Among the entries below, count the lines where the string "this" occurs, and give only the number.

*Exercise data*
----
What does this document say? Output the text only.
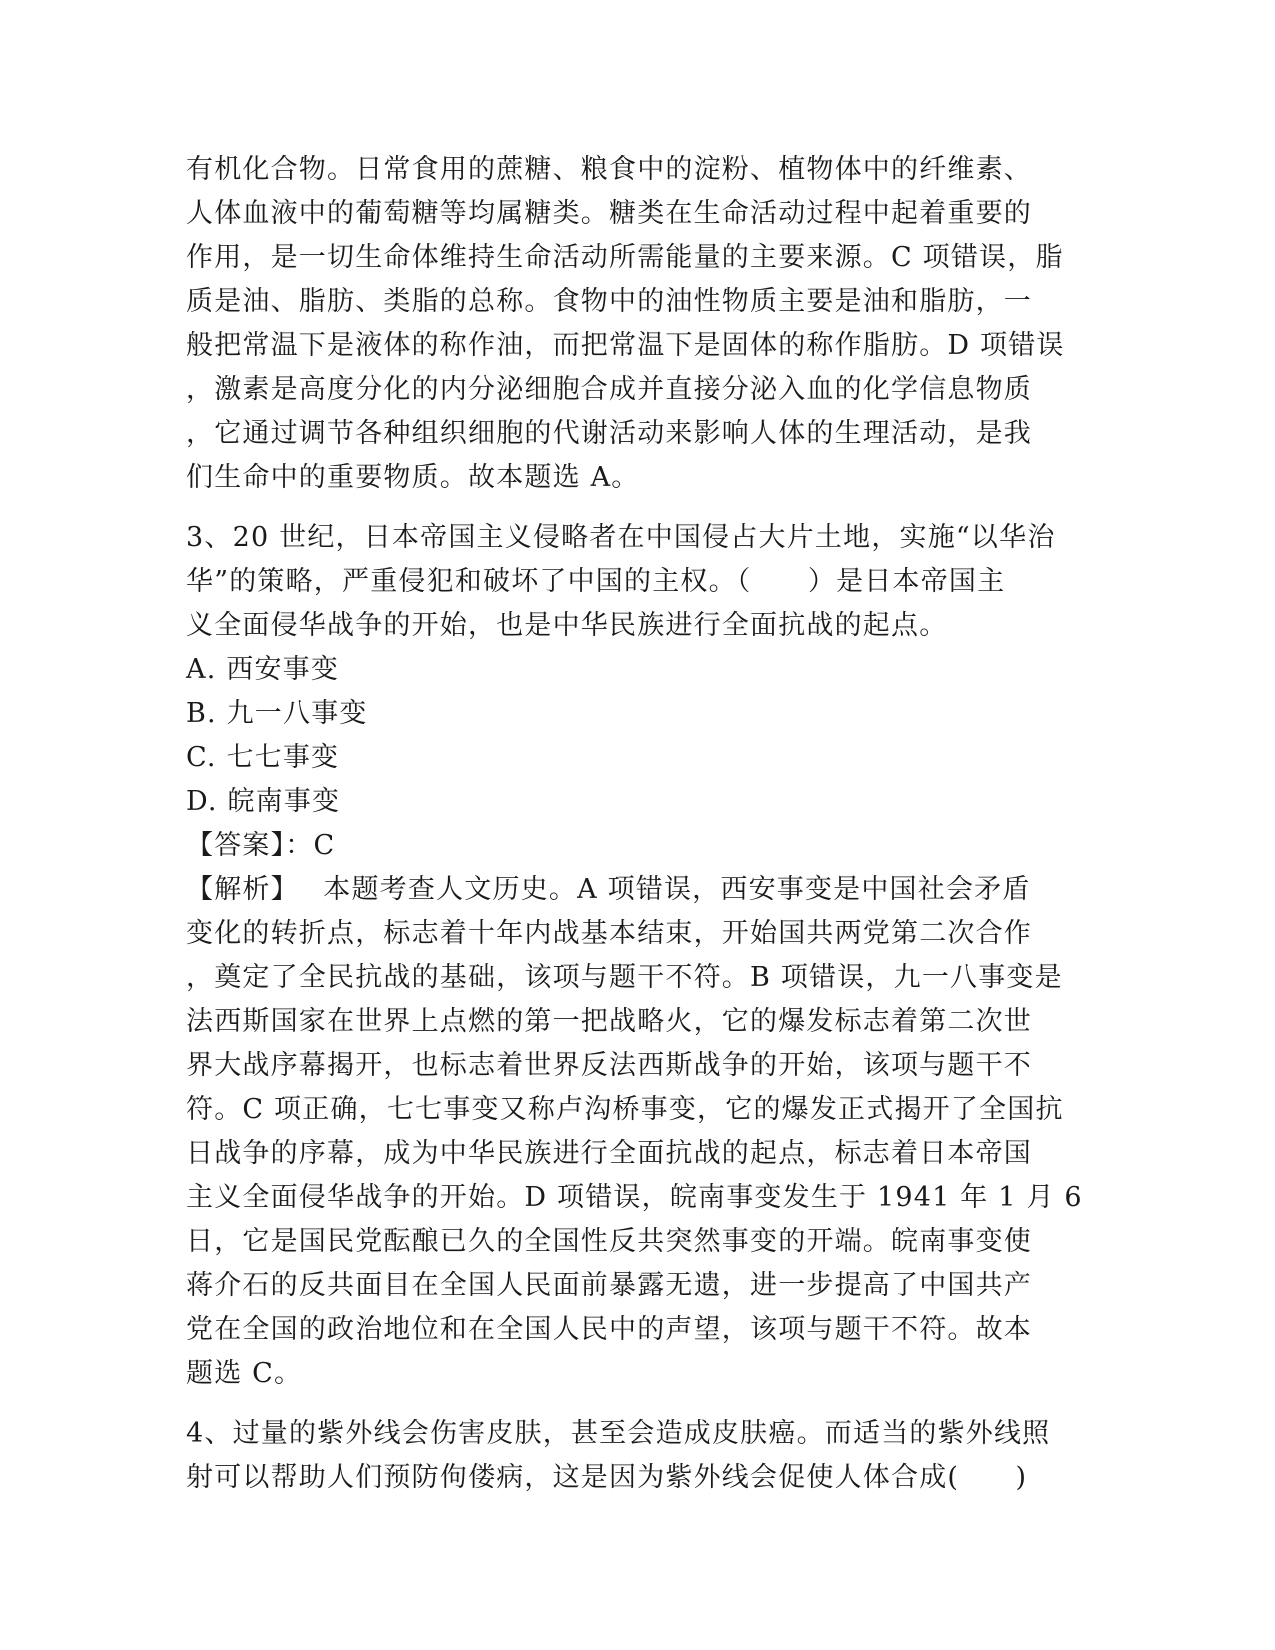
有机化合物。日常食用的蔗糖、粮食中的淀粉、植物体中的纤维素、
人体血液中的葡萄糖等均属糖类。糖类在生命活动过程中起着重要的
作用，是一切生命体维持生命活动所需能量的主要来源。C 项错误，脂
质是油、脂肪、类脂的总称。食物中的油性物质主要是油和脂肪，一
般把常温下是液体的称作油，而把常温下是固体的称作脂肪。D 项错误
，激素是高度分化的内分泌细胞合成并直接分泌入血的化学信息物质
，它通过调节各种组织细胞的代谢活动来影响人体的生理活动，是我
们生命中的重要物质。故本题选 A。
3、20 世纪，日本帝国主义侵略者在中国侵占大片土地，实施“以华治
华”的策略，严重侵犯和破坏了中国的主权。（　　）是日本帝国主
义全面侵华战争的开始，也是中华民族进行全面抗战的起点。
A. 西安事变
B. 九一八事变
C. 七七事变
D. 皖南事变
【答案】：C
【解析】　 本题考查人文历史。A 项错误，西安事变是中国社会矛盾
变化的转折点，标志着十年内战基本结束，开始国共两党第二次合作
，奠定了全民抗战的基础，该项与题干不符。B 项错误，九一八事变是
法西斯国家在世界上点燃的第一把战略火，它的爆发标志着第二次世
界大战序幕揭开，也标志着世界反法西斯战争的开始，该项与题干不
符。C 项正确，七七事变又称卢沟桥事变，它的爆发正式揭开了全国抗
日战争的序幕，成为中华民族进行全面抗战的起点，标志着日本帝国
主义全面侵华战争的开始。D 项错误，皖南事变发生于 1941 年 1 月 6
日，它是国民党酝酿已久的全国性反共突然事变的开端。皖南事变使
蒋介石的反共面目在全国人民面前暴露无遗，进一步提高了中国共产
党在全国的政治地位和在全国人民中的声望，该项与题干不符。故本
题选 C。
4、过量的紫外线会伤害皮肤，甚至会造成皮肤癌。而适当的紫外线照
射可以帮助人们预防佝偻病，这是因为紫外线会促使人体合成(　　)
----
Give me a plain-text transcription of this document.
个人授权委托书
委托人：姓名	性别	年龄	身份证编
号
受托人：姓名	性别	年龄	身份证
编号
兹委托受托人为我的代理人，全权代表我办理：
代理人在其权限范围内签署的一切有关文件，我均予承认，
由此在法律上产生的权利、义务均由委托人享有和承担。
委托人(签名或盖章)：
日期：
----
*Exercise output*
2